== Task directions ==
Find the string "plus" in the data, then copy every line where it is found.

== Input material ==
________________________________________

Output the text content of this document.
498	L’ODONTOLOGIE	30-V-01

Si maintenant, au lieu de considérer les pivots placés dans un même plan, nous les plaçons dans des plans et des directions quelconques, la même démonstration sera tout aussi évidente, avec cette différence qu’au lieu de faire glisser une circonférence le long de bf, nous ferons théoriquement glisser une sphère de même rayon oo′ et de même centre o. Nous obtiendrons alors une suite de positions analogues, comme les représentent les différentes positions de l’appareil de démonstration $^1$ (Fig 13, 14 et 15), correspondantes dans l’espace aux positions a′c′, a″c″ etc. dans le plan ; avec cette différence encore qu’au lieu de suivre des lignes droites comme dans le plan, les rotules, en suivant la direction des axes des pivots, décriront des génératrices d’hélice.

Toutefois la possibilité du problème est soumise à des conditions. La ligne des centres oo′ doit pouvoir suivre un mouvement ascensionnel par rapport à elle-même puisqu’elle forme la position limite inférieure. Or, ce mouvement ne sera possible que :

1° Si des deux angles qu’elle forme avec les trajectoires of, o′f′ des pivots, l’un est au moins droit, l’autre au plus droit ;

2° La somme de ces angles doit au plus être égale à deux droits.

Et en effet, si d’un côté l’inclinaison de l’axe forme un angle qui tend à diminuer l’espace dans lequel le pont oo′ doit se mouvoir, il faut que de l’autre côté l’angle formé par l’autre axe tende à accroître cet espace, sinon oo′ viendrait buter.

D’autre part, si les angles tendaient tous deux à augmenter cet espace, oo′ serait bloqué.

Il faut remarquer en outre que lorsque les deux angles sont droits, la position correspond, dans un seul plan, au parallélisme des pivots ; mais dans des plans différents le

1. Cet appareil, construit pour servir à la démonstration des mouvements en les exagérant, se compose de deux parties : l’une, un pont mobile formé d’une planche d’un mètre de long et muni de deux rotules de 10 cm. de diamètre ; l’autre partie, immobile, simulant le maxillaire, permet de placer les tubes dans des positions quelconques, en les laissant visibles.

________________________________________

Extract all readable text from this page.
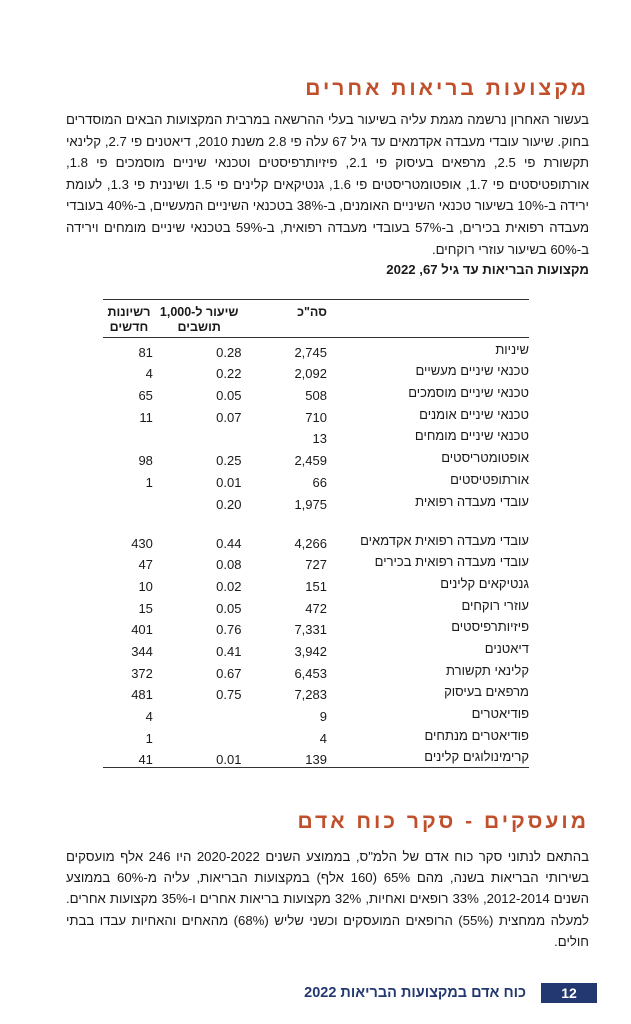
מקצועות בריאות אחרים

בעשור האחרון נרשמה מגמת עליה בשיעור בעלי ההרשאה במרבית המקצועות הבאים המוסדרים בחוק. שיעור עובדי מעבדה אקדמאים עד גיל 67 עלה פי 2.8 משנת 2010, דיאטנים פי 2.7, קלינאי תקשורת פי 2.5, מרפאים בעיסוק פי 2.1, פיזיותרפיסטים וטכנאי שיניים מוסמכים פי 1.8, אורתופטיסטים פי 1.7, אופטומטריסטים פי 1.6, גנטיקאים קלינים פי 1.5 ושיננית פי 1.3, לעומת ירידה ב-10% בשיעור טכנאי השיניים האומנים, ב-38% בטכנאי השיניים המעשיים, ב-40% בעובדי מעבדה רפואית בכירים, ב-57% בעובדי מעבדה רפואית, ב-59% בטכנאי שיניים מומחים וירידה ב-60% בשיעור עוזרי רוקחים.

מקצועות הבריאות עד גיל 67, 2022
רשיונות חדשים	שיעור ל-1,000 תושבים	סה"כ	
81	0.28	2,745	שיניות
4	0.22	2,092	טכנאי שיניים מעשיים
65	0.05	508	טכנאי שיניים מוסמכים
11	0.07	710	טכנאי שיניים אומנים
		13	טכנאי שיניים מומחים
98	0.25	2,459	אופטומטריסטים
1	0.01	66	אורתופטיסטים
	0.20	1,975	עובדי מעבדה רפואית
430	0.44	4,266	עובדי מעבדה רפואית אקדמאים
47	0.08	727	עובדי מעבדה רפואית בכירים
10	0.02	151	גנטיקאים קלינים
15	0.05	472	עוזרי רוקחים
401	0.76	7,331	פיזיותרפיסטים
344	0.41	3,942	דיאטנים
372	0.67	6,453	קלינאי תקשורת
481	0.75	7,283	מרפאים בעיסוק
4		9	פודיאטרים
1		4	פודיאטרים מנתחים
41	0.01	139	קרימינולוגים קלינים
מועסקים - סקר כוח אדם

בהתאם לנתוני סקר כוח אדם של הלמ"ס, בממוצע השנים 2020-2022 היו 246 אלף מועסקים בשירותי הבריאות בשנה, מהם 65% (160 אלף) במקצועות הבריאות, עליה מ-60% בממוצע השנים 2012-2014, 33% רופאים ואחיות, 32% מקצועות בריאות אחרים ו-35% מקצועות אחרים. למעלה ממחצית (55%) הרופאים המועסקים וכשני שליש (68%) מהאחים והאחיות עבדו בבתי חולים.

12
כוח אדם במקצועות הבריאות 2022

________________________________________

== Output of the exercise ==
1° Si des deux angles qu’elle forme avec les trajectoires of, o′f′ des pivots, l’un est au moins droit, l’autre au plus droit ;
2° La somme de ces angles doit au plus être égale à deux droits.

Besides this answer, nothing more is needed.